- [What the exercise asks] Reproduce each of the records below line for line, with no changes.

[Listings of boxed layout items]
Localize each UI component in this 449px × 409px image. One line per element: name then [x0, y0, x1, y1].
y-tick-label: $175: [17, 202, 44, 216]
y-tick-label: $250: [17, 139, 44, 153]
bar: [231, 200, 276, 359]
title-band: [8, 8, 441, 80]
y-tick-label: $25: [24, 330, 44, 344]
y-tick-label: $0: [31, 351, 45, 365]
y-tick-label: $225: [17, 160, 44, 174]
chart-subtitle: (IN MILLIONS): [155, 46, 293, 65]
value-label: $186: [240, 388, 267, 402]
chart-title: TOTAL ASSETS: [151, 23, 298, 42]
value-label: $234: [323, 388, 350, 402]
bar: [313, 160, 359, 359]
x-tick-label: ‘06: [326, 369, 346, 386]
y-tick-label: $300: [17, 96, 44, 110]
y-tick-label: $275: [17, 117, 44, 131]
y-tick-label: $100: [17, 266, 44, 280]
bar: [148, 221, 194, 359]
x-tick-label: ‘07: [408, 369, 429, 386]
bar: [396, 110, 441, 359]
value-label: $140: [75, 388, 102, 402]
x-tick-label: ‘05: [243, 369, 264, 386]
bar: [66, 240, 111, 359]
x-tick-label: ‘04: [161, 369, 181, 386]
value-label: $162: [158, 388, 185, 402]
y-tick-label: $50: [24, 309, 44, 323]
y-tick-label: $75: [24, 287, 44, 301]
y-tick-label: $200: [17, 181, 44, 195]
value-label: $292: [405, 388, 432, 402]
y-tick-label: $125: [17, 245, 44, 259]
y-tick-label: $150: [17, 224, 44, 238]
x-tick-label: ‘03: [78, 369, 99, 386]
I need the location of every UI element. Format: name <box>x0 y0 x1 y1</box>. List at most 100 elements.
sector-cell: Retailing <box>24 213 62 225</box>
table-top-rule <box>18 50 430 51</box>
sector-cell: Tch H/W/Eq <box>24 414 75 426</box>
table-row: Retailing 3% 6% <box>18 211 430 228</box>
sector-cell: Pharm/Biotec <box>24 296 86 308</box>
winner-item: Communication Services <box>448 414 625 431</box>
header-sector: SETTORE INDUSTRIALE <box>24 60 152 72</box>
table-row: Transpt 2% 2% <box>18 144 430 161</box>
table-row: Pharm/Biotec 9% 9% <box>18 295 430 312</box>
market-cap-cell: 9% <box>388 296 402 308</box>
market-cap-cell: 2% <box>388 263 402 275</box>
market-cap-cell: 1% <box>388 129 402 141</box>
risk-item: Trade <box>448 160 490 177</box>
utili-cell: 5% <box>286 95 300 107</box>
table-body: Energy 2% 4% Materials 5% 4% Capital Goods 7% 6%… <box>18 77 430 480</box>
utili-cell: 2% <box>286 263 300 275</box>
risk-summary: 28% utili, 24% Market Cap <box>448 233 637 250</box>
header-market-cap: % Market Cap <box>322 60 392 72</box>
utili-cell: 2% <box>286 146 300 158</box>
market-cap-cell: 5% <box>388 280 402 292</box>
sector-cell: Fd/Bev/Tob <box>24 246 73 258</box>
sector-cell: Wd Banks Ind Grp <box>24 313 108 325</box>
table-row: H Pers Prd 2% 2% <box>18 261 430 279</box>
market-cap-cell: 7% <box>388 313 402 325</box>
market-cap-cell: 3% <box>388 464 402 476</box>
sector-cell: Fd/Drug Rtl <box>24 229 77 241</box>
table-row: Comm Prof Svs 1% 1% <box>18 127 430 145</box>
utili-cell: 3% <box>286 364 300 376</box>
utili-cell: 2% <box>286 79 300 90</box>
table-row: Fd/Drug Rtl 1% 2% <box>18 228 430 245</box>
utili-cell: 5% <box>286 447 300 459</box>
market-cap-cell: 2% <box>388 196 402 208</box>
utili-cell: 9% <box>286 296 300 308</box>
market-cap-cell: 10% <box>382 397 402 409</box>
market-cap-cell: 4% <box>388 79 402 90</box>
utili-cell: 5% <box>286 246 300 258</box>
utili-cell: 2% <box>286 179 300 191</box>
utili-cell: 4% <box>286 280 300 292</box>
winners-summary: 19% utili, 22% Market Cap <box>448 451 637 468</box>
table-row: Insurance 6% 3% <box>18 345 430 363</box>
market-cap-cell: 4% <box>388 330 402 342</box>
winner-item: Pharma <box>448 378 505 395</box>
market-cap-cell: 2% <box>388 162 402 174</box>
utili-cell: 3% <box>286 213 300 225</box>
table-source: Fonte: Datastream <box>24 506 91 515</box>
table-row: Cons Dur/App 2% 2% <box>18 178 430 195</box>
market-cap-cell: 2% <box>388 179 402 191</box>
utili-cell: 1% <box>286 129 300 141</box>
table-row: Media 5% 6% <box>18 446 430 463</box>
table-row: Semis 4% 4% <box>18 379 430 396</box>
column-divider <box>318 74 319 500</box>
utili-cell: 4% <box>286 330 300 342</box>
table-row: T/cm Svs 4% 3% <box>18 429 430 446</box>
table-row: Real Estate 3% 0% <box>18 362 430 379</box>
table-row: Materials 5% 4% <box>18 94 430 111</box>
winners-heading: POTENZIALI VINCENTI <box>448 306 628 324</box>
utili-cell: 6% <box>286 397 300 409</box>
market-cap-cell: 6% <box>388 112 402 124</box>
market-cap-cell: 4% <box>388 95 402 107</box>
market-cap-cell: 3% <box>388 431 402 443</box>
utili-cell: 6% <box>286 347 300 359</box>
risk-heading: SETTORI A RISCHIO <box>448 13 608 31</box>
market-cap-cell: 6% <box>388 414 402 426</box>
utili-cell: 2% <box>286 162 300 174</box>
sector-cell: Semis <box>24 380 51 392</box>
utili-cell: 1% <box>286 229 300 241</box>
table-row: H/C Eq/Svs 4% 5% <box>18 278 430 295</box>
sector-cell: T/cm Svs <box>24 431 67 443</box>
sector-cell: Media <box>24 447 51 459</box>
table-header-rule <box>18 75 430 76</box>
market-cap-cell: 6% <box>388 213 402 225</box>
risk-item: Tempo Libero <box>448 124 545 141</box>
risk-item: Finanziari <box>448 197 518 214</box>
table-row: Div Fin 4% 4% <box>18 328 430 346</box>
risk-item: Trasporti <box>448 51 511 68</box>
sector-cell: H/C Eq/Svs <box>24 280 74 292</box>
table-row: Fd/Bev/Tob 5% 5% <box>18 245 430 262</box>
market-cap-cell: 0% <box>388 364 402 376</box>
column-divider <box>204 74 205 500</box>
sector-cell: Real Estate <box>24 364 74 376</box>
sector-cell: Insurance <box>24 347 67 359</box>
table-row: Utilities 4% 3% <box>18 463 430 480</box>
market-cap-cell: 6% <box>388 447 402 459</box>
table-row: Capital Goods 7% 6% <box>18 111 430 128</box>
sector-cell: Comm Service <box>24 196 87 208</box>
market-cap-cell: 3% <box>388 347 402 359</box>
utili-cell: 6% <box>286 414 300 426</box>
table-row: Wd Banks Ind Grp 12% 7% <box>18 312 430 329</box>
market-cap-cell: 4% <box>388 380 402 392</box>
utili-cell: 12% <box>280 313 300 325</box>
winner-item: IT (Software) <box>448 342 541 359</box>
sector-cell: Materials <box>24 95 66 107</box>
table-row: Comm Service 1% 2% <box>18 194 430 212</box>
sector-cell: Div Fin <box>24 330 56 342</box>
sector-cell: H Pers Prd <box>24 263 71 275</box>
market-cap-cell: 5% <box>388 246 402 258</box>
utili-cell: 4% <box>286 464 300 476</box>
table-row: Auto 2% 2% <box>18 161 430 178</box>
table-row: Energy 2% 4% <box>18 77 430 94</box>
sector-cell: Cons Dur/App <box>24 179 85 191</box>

- [Task result]
Localize each UI component in this 449px × 409px image. One line per element: name then [x0, y0, x1, y1].
y-tick-label: $175: [17, 202, 44, 216]
y-tick-label: $250: [17, 139, 44, 153]
bar: [231, 200, 276, 359]
title-band: [8, 8, 441, 80]
y-tick-label: $25: [24, 330, 44, 344]
y-tick-label: $0: [31, 351, 45, 365]
y-tick-label: $225: [17, 160, 44, 174]
chart-subtitle: (IN MILLIONS): [155, 46, 293, 65]
value-label: $186: [240, 388, 267, 402]
chart-title: TOTAL ASSETS: [151, 23, 298, 42]
value-label: $234: [323, 388, 350, 402]
bar: [313, 160, 359, 359]
x-tick-label: ‘06: [326, 369, 346, 386]
y-tick-label: $300: [17, 96, 44, 110]
y-tick-label: $275: [17, 117, 44, 131]
y-tick-label: $100: [17, 266, 44, 280]
bar: [148, 221, 194, 359]
x-tick-label: ‘07: [408, 369, 429, 386]
bar: [396, 110, 441, 359]
value-label: $140: [75, 388, 102, 402]
x-tick-label: ‘05: [243, 369, 264, 386]
bar: [66, 240, 111, 359]
x-tick-label: ‘04: [161, 369, 181, 386]
value-label: $162: [158, 388, 185, 402]
y-tick-label: $50: [24, 309, 44, 323]
y-tick-label: $75: [24, 287, 44, 301]
y-tick-label: $200: [17, 181, 44, 195]
value-label: $292: [405, 388, 432, 402]
y-tick-label: $125: [17, 245, 44, 259]
y-tick-label: $150: [17, 224, 44, 238]
x-tick-label: ‘03: [78, 369, 99, 386]
I need the location of every UI element. Format: name <box>x0 y0 x1 y1</box>. List at most 100 elements.
sector-cell: Retailing <box>24 213 62 225</box>
table-top-rule <box>18 50 430 51</box>
sector-cell: Tch H/W/Eq <box>24 414 75 426</box>
table-row: Retailing 3% 6% <box>18 211 430 228</box>
sector-cell: Pharm/Biotec <box>24 296 86 308</box>
winner-item: Communication Services <box>448 414 625 431</box>
header-sector: SETTORE INDUSTRIALE <box>24 60 152 72</box>
table-row: Transpt 2% 2% <box>18 144 430 161</box>
table-row: Pharm/Biotec 9% 9% <box>18 295 430 312</box>
market-cap-cell: 9% <box>388 296 402 308</box>
market-cap-cell: 2% <box>388 263 402 275</box>
market-cap-cell: 1% <box>388 129 402 141</box>
risk-item: Trade <box>448 160 490 177</box>
utili-cell: 5% <box>286 95 300 107</box>
table-body: Energy 2% 4% Materials 5% 4% Capital Goods 7% 6%… <box>18 77 430 480</box>
utili-cell: 2% <box>286 263 300 275</box>
risk-summary: 28% utili, 24% Market Cap <box>448 233 637 250</box>
header-market-cap: % Market Cap <box>322 60 392 72</box>
utili-cell: 2% <box>286 146 300 158</box>
market-cap-cell: 5% <box>388 280 402 292</box>
sector-cell: Fd/Bev/Tob <box>24 246 73 258</box>
sector-cell: Wd Banks Ind Grp <box>24 313 108 325</box>
table-row: H Pers Prd 2% 2% <box>18 261 430 279</box>
market-cap-cell: 7% <box>388 313 402 325</box>
market-cap-cell: 3% <box>388 464 402 476</box>
sector-cell: Fd/Drug Rtl <box>24 229 77 241</box>
table-row: Comm Prof Svs 1% 1% <box>18 127 430 145</box>
utili-cell: 3% <box>286 364 300 376</box>
utili-cell: 2% <box>286 79 300 90</box>
table-row: Fd/Drug Rtl 1% 2% <box>18 228 430 245</box>
utili-cell: 5% <box>286 447 300 459</box>
market-cap-cell: 2% <box>388 196 402 208</box>
utili-cell: 9% <box>286 296 300 308</box>
market-cap-cell: 10% <box>382 397 402 409</box>
market-cap-cell: 4% <box>388 79 402 90</box>
utili-cell: 5% <box>286 246 300 258</box>
utili-cell: 2% <box>286 179 300 191</box>
utili-cell: 4% <box>286 280 300 292</box>
winners-summary: 19% utili, 22% Market Cap <box>448 451 637 468</box>
table-row: Insurance 6% 3% <box>18 345 430 363</box>
market-cap-cell: 4% <box>388 330 402 342</box>
winner-item: Pharma <box>448 378 505 395</box>
market-cap-cell: 2% <box>388 162 402 174</box>
utili-cell: 3% <box>286 213 300 225</box>
table-source: Fonte: Datastream <box>24 506 91 515</box>
table-row: Cons Dur/App 2% 2% <box>18 178 430 195</box>
market-cap-cell: 2% <box>388 179 402 191</box>
utili-cell: 1% <box>286 129 300 141</box>
table-row: Media 5% 6% <box>18 446 430 463</box>
table-row: Semis 4% 4% <box>18 379 430 396</box>
column-divider <box>318 74 319 500</box>
utili-cell: 4% <box>286 330 300 342</box>
table-row: T/cm Svs 4% 3% <box>18 429 430 446</box>
table-row: Real Estate 3% 0% <box>18 362 430 379</box>
table-row: Materials 5% 4% <box>18 94 430 111</box>
winners-heading: POTENZIALI VINCENTI <box>448 306 628 324</box>
utili-cell: 6% <box>286 397 300 409</box>
market-cap-cell: 6% <box>388 112 402 124</box>
market-cap-cell: 4% <box>388 95 402 107</box>
market-cap-cell: 3% <box>388 431 402 443</box>
utili-cell: 6% <box>286 347 300 359</box>
risk-heading: SETTORI A RISCHIO <box>448 13 608 31</box>
market-cap-cell: 6% <box>388 414 402 426</box>
utili-cell: 2% <box>286 162 300 174</box>
sector-cell: Semis <box>24 380 51 392</box>
utili-cell: 1% <box>286 229 300 241</box>
table-row: H/C Eq/Svs 4% 5% <box>18 278 430 295</box>
sector-cell: T/cm Svs <box>24 431 67 443</box>
sector-cell: Media <box>24 447 51 459</box>
table-header-rule <box>18 75 430 76</box>
market-cap-cell: 6% <box>388 213 402 225</box>
risk-item: Tempo Libero <box>448 124 545 141</box>
risk-item: Finanziari <box>448 197 518 214</box>
table-row: Div Fin 4% 4% <box>18 328 430 346</box>
risk-item: Trasporti <box>448 51 511 68</box>
sector-cell: H/C Eq/Svs <box>24 280 74 292</box>
table-row: Fd/Bev/Tob 5% 5% <box>18 245 430 262</box>
market-cap-cell: 0% <box>388 364 402 376</box>
column-divider <box>204 74 205 500</box>
sector-cell: Real Estate <box>24 364 74 376</box>
sector-cell: Insurance <box>24 347 67 359</box>
table-row: Utilities 4% 3% <box>18 463 430 480</box>
market-cap-cell: 6% <box>388 447 402 459</box>
table-row: Capital Goods 7% 6% <box>18 111 430 128</box>
sector-cell: Comm Service <box>24 196 87 208</box>
market-cap-cell: 3% <box>388 347 402 359</box>
utili-cell: 6% <box>286 414 300 426</box>
table-row: Wd Banks Ind Grp 12% 7% <box>18 312 430 329</box>
market-cap-cell: 4% <box>388 380 402 392</box>
utili-cell: 12% <box>280 313 300 325</box>
winner-item: IT (Software) <box>448 342 541 359</box>
sector-cell: Materials <box>24 95 66 107</box>
table-row: Comm Service 1% 2% <box>18 194 430 212</box>
sector-cell: Div Fin <box>24 330 56 342</box>
sector-cell: H Pers Prd <box>24 263 71 275</box>
market-cap-cell: 5% <box>388 246 402 258</box>
utili-cell: 4% <box>286 464 300 476</box>
table-row: Auto 2% 2% <box>18 161 430 178</box>
table-row: Energy 2% 4% <box>18 77 430 94</box>
sector-cell: Cons Dur/App <box>24 179 85 191</box>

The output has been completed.